Consigne donnée 1: Réécrivez le passage de l'article sur les licenciements dans la tech allant de « Les premiers effets » à « massives de licenciements. », en remplaçant « dirigeants » par « responsables ».

Décryptage

Licenciements, baisse des embauches : que se passe-t-il dans la tech ?

08 août 2022
Par Johanna Godet
Ralentissement des embauches, licenciements, recherche d'une productivité accrue… La Tech réagit à la crise mondiale qui se prépare.
Ralentissement des embauches, licenciements, recherche d'une productivité accrue… La Tech réagit à la crise mondiale qui se prépare. ©Hunters Race via Unsplash

Finies les heures de gloire de la tech ? Nombre de grosses entreprises du secteur décident de tailler dans leurs effectifs, mettant parfois les salariés sous haute pression.

Après des années particulièrement fastes, les entreprises de la tech font face à un véritable tsunami. Tout a commencé par une pénurie de processeurs liée à la pandémie, qui a ralenti les fabricants de matériel. Puis la guerre en Ukraine a pris le relai. Conséquence : les géants du secteur ont majoritairement fait le choix de revoir leur stratégie et de se retirer du marché russe. Ajoutons à tout cela l’inflation grandissante et l’incertitude face à l’avenir qui affectent directement la demande.

Les premiers effets de cette crise commencent à se faire sentir et sont parfois agrémentés de problématiques internes aux entreprises. Depuis début 2022, les résultats financiers sont, pour certaines d’entre elles, peu encourageants et un certain nombre de structures ont décidé d’agir pour se préparer à affronter les difficultés à venir. Au mieux, les dirigeants ralentissent les embauches etn dans le pire des cas, ils lancent des campagnes plus ou moins massives de licenciements.

Consigne donnée 2: Recopiez sans rien changer les entrées du bloc de données, depuis la première jusqu'à la ligne contenant « aqi-point-red bbox=[695, 71, 702, 78] », celle-ci comprise.

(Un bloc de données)

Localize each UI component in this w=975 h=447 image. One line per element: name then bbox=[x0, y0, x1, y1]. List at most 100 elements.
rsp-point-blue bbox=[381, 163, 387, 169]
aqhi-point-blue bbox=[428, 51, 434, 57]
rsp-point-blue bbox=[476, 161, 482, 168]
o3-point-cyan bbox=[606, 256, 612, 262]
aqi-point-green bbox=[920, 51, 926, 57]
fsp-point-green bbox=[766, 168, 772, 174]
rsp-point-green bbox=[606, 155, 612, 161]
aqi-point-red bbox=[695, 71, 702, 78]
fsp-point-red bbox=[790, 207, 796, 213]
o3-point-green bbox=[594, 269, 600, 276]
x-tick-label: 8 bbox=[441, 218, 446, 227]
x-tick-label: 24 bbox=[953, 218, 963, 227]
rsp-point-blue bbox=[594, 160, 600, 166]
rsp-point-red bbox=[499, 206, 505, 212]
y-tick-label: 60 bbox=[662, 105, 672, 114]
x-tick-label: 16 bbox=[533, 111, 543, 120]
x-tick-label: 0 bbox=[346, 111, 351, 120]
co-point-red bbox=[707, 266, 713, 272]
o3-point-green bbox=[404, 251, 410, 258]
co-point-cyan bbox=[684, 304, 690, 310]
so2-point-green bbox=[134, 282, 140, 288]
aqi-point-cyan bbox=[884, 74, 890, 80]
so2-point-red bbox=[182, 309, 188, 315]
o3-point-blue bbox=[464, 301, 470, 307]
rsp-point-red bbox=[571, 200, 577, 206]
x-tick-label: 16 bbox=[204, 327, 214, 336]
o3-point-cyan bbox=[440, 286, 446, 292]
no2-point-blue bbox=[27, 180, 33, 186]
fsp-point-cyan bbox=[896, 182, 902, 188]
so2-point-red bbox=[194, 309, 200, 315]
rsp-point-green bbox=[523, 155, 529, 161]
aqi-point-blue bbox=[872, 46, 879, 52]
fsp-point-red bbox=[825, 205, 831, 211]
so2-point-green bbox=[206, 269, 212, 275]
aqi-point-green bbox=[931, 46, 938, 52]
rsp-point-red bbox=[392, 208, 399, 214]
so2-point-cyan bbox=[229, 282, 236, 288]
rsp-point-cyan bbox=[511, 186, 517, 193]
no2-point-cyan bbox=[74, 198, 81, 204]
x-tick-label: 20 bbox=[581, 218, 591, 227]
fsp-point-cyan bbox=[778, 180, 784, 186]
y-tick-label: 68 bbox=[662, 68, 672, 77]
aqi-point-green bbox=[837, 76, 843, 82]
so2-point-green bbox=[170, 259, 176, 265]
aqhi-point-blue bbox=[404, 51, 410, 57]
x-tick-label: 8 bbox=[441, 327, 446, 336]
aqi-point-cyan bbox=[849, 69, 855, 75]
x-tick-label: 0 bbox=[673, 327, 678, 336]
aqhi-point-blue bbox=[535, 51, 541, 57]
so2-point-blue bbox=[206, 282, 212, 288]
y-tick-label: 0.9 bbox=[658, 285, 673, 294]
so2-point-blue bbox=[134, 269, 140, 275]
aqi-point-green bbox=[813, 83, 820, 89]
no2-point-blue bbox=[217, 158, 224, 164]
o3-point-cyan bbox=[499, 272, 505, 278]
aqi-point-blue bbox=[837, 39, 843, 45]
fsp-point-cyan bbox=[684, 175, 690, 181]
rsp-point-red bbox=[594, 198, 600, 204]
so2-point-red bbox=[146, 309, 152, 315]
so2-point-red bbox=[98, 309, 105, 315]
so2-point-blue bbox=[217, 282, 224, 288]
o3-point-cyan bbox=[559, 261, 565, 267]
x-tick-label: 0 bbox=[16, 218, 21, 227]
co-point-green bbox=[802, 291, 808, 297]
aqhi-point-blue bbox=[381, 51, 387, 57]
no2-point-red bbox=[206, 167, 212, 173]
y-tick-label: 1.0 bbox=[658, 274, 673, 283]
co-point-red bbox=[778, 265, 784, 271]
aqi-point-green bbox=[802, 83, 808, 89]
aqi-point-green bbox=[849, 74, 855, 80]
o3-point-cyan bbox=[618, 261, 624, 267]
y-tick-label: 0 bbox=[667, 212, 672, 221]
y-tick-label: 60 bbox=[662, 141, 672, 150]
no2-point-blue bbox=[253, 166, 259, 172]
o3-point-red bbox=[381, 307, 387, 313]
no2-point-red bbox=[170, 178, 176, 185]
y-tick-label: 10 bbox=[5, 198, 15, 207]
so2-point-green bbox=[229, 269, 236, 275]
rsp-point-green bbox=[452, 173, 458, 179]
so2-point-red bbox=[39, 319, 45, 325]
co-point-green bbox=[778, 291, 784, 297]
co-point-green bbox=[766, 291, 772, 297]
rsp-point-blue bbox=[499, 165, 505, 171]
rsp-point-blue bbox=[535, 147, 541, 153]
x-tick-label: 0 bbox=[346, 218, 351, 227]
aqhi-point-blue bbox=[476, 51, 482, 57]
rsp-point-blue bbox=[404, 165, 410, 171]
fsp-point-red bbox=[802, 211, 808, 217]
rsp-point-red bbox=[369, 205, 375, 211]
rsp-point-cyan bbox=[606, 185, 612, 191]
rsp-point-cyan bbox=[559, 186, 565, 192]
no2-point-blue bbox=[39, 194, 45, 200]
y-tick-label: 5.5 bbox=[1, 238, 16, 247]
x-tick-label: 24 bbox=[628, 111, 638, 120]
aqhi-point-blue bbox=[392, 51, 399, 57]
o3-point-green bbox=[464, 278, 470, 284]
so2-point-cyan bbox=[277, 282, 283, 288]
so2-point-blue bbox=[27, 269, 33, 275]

Réponse rédigée 1:
Les premiers effets de cette crise commencent à se faire sentir et sont parfois agrémentés de problématiques internes aux entreprises. Depuis début 2022, les résultats financiers sont, pour certaines d’entre elles, peu encourageants et un certain nombre de structures ont décidé d’agir pour se préparer à affronter les difficultés à venir. Au mieux, les responsables ralentissent les embauches etn dans le pire des cas, ils lancent des campagnes plus ou moins massives de licenciements.

Réponse rédigée 2:
Localize each UI component in this w=975 h=447 image. One line per element: name then bbox=[x0, y0, x1, y1]. List at most 100 elements.
rsp-point-blue bbox=[381, 163, 387, 169]
aqhi-point-blue bbox=[428, 51, 434, 57]
rsp-point-blue bbox=[476, 161, 482, 168]
o3-point-cyan bbox=[606, 256, 612, 262]
aqi-point-green bbox=[920, 51, 926, 57]
fsp-point-green bbox=[766, 168, 772, 174]
rsp-point-green bbox=[606, 155, 612, 161]
aqi-point-red bbox=[695, 71, 702, 78]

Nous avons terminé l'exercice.